Transcribe every entry word for word, but skip the images.

(Data)
################

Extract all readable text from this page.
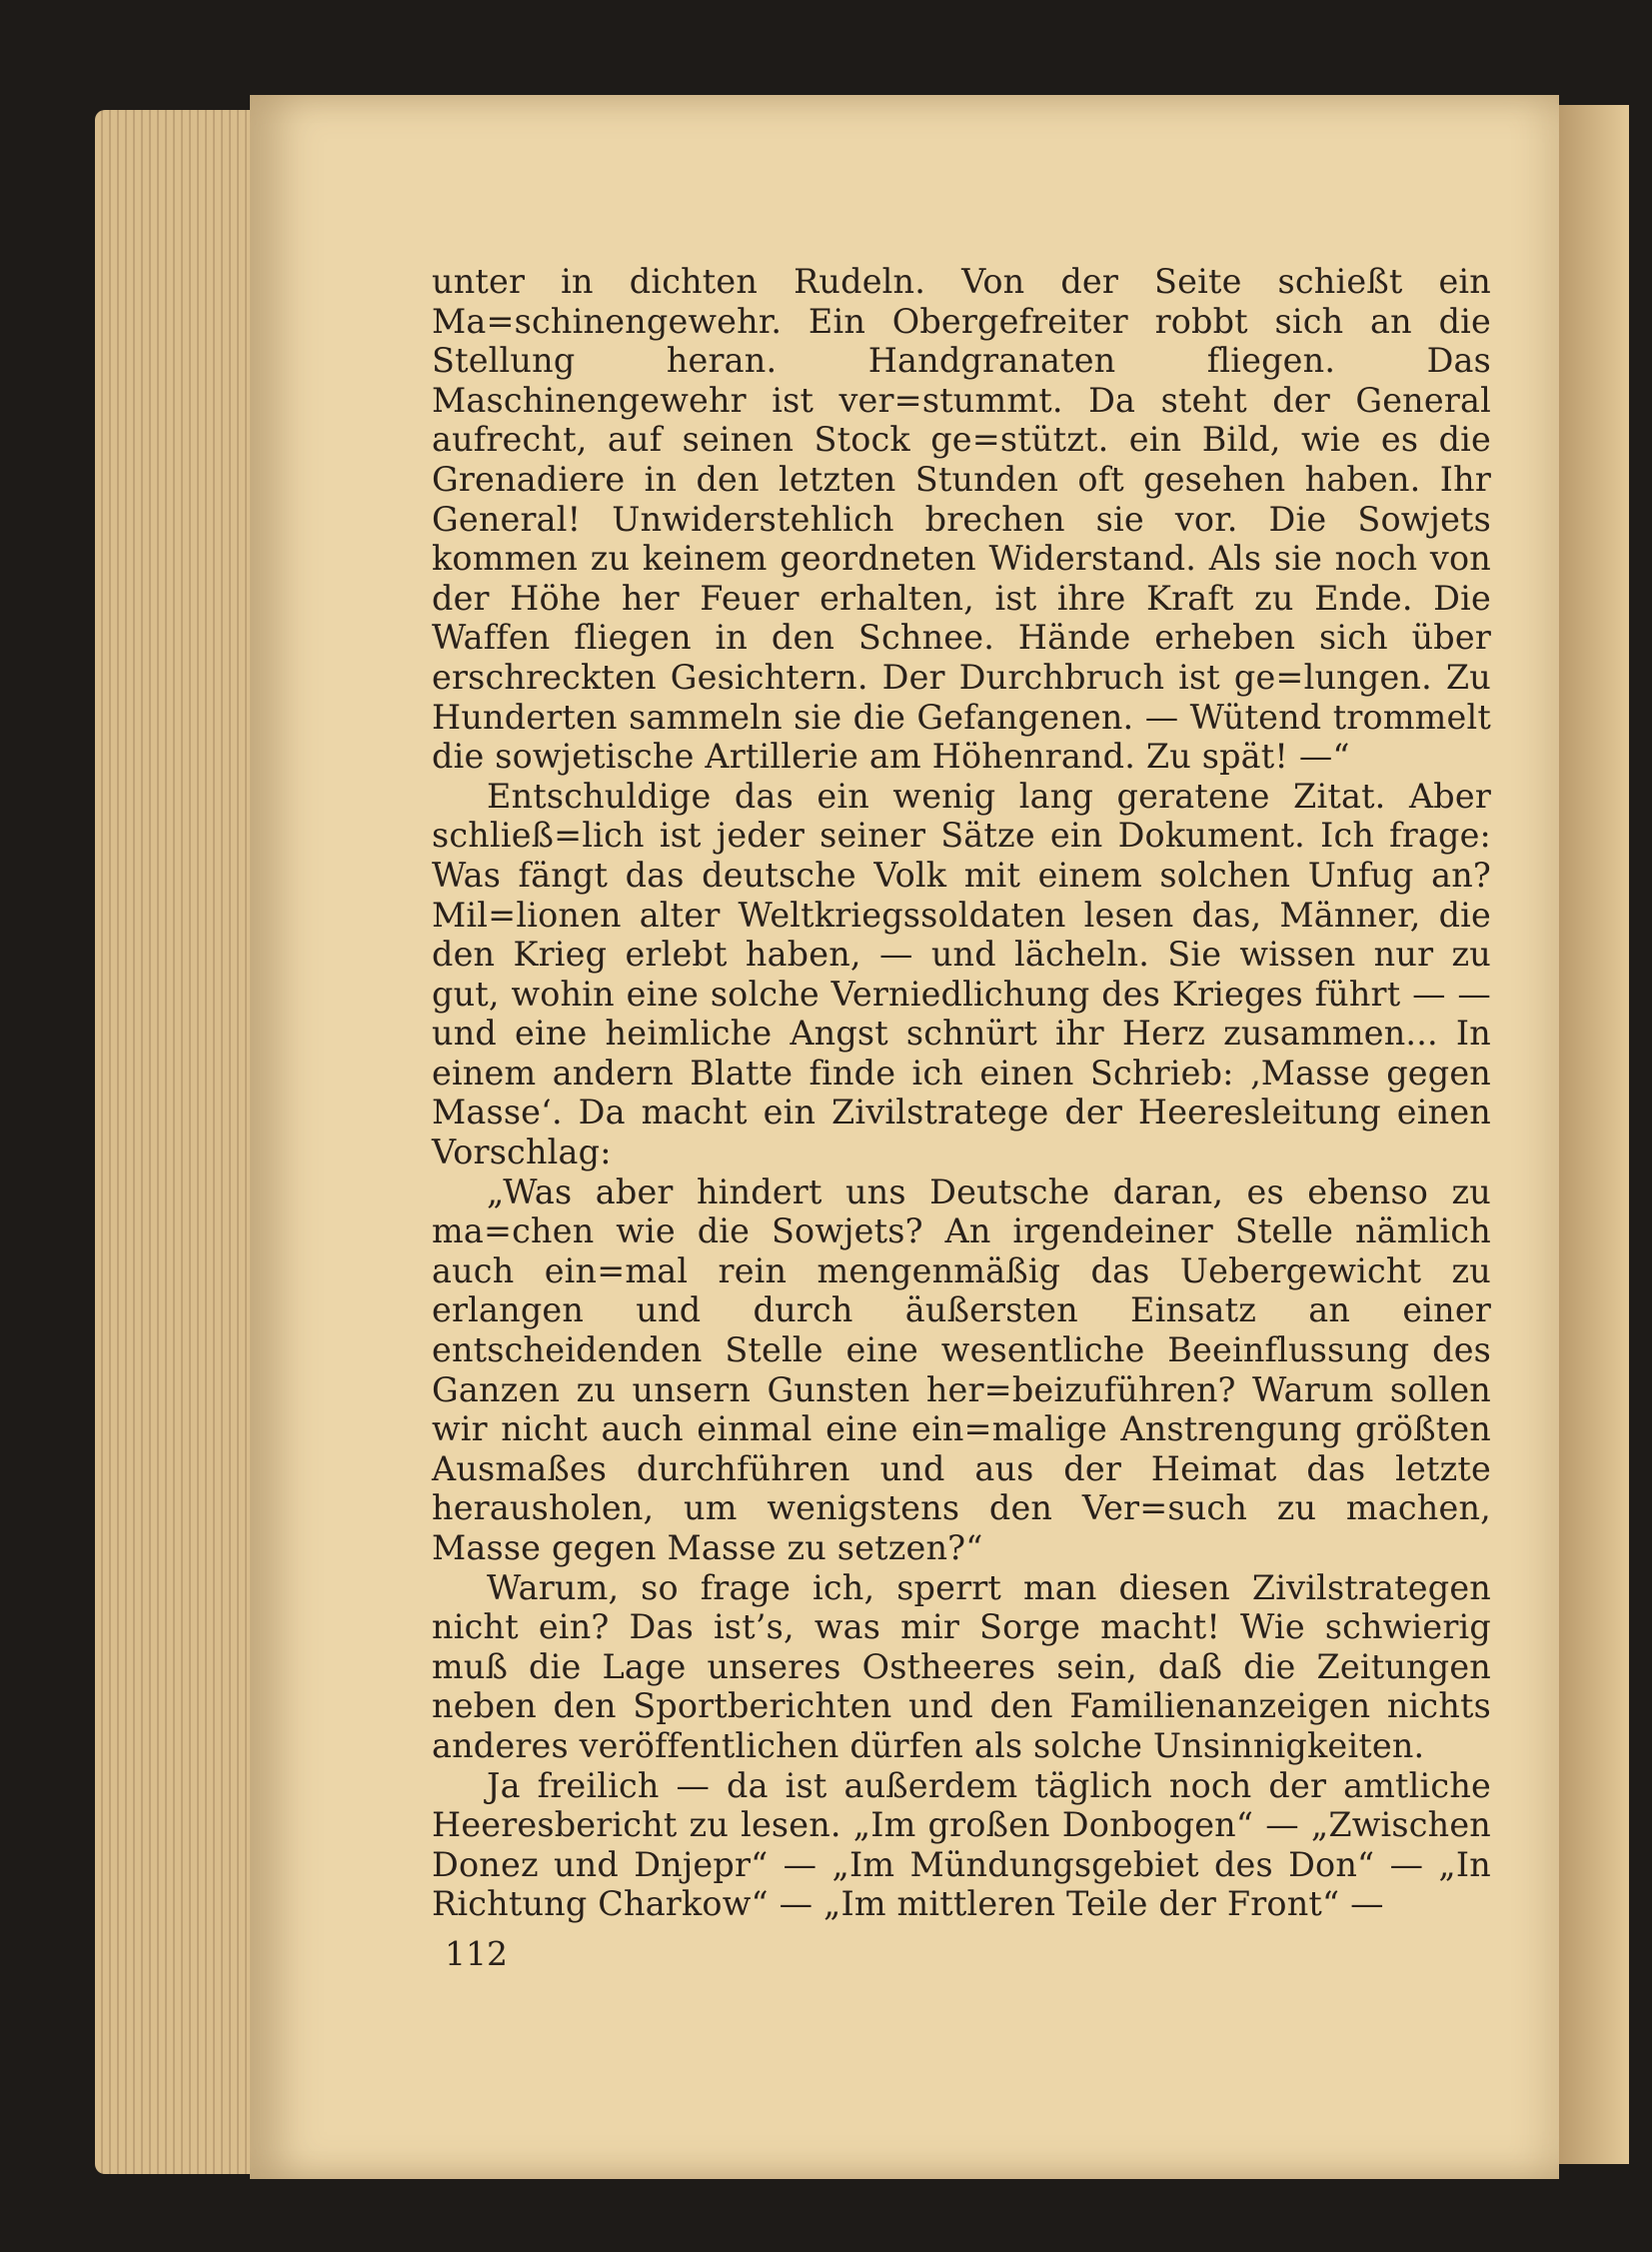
unter in dichten Rudeln. Von der Seite schießt ein Ma=schinengewehr. Ein Obergefreiter robbt sich an die Stellung heran. Handgranaten fliegen. Das Maschinengewehr ist ver=stummt. Da steht der General aufrecht, auf seinen Stock ge=stützt. ein Bild, wie es die Grenadiere in den letzten Stunden oft gesehen haben. Ihr General! Unwiderstehlich brechen sie vor. Die Sowjets kommen zu keinem geordneten Widerstand. Als sie noch von der Höhe her Feuer erhalten, ist ihre Kraft zu Ende. Die Waffen fliegen in den Schnee. Hände erheben sich über erschreckten Gesichtern. Der Durchbruch ist ge=lungen. Zu Hunderten sammeln sie die Gefangenen. — Wütend trommelt die sowjetische Artillerie am Höhenrand. Zu spät! —“

Entschuldige das ein wenig lang geratene Zitat. Aber schließ=lich ist jeder seiner Sätze ein Dokument. Ich frage: Was fängt das deutsche Volk mit einem solchen Unfug an? Mil=lionen alter Weltkriegssoldaten lesen das, Männer, die den Krieg erlebt haben, — und lächeln. Sie wissen nur zu gut, wohin eine solche Verniedlichung des Krieges führt — — und eine heimliche Angst schnürt ihr Herz zusammen... In einem andern Blatte finde ich einen Schrieb: ‚Masse gegen Masse‘. Da macht ein Zivilstratege der Heeresleitung einen Vorschlag:

„Was aber hindert uns Deutsche daran, es ebenso zu ma=chen wie die Sowjets? An irgendeiner Stelle nämlich auch ein=mal rein mengenmäßig das Uebergewicht zu erlangen und durch äußersten Einsatz an einer entscheidenden Stelle eine wesentliche Beeinflussung des Ganzen zu unsern Gunsten her=beizuführen? Warum sollen wir nicht auch einmal eine ein=malige Anstrengung größten Ausmaßes durchführen und aus der Heimat das letzte herausholen, um wenigstens den Ver=such zu machen, Masse gegen Masse zu setzen?“

Warum, so frage ich, sperrt man diesen Zivilstrategen nicht ein? Das ist’s, was mir Sorge macht! Wie schwierig muß die Lage unseres Ostheeres sein, daß die Zeitungen neben den Sportberichten und den Familienanzeigen nichts anderes veröffentlichen dürfen als solche Unsinnigkeiten.

Ja freilich — da ist außerdem täglich noch der amtliche Heeresbericht zu lesen. „Im großen Donbogen“ — „Zwischen Donez und Dnjepr“ — „Im Mündungsgebiet des Don“ — „In Richtung Charkow“ — „Im mittleren Teile der Front“ —

112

################

(Problem solution)
Extract all readable text from this page.
unter in dichten Rudeln. Von der Seite schießt ein Ma=schinengewehr. Ein Obergefreiter robbt sich an die Stellung heran. Handgranaten fliegen. Das Maschinengewehr ist ver=stummt. Da steht der General aufrecht, auf seinen Stock ge=stützt. ein Bild, wie es die Grenadiere in den letzten Stunden oft gesehen haben. Ihr General! Unwiderstehlich brechen sie vor. Die Sowjets kommen zu keinem geordneten Widerstand. Als sie noch von der Höhe her Feuer erhalten, ist ihre Kraft zu Ende. Die Waffen fliegen in den Schnee. Hände erheben sich über erschreckten Gesichtern. Der Durchbruch ist ge=lungen. Zu Hunderten sammeln sie die Gefangenen. — Wütend trommelt die sowjetische Artillerie am Höhenrand. Zu spät! —“

Entschuldige das ein wenig lang geratene Zitat. Aber schließ=lich ist jeder seiner Sätze ein Dokument. Ich frage: Was fängt das deutsche Volk mit einem solchen Unfug an? Mil=lionen alter Weltkriegssoldaten lesen das, Männer, die den Krieg erlebt haben, — und lächeln. Sie wissen nur zu gut, wohin eine solche Verniedlichung des Krieges führt — — und eine heimliche Angst schnürt ihr Herz zusammen... In einem andern Blatte finde ich einen Schrieb: ‚Masse gegen Masse‘. Da macht ein Zivilstratege der Heeresleitung einen Vorschlag:

„Was aber hindert uns Deutsche daran, es ebenso zu ma=chen wie die Sowjets? An irgendeiner Stelle nämlich auch ein=mal rein mengenmäßig das Uebergewicht zu erlangen und durch äußersten Einsatz an einer entscheidenden Stelle eine wesentliche Beeinflussung des Ganzen zu unsern Gunsten her=beizuführen? Warum sollen wir nicht auch einmal eine ein=malige Anstrengung größten Ausmaßes durchführen und aus der Heimat das letzte herausholen, um wenigstens den Ver=such zu machen, Masse gegen Masse zu setzen?“

Warum, so frage ich, sperrt man diesen Zivilstrategen nicht ein? Das ist’s, was mir Sorge macht! Wie schwierig muß die Lage unseres Ostheeres sein, daß die Zeitungen neben den Sportberichten und den Familienanzeigen nichts anderes veröffentlichen dürfen als solche Unsinnigkeiten.

Ja freilich — da ist außerdem täglich noch der amtliche Heeresbericht zu lesen. „Im großen Donbogen“ — „Zwischen Donez und Dnjepr“ — „Im Mündungsgebiet des Don“ — „In Richtung Charkow“ — „Im mittleren Teile der Front“ —

112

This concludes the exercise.